### LISTED ENTRIES
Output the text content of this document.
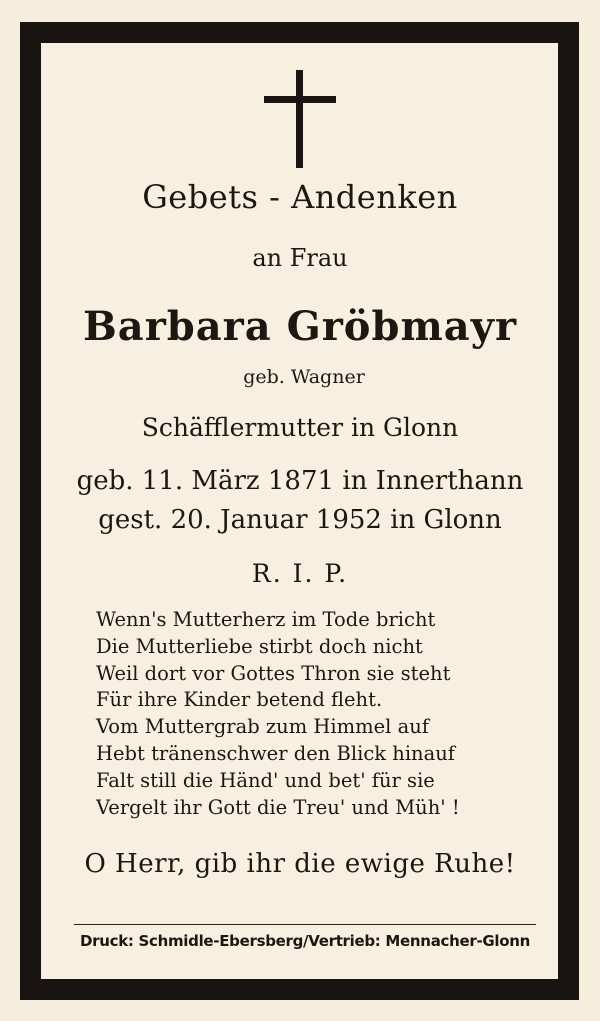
Gebets - Andenken
an Frau
Barbara Gröbmayr
geb. Wagner
Schäfflermutter in Glonn
geb. 11. März 1871 in Innerthann
gest. 20. Januar 1952 in Glonn
R. I. P.
Wenn's Mutterherz im Tode bricht
Die Mutterliebe stirbt doch nicht
Weil dort vor Gottes Thron sie steht
Für ihre Kinder betend fleht.
Vom Muttergrab zum Himmel auf
Hebt tränenschwer den Blick hinauf
Falt still die Händ' und bet' für sie
Vergelt ihr Gott die Treu' und Müh' !
O Herr, gib ihr die ewige Ruhe!
Druck: Schmidle-Ebersberg/Vertrieb: Mennacher-Glonn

### GIVEN EXERCISE
The records above must be printed exactly; the pictures stay out.

### FULL OUTPUT
Output the text content of this document.
Gebets - Andenken
an Frau
Barbara Gröbmayr
geb. Wagner
Schäfflermutter in Glonn
geb. 11. März 1871 in Innerthann
gest. 20. Januar 1952 in Glonn
R. I. P.
Wenn's Mutterherz im Tode bricht
Die Mutterliebe stirbt doch nicht
Weil dort vor Gottes Thron sie steht
Für ihre Kinder betend fleht.
Vom Muttergrab zum Himmel auf
Hebt tränenschwer den Blick hinauf
Falt still die Händ' und bet' für sie
Vergelt ihr Gott die Treu' und Müh' !
O Herr, gib ihr die ewige Ruhe!
Druck: Schmidle-Ebersberg/Vertrieb: Mennacher-Glonn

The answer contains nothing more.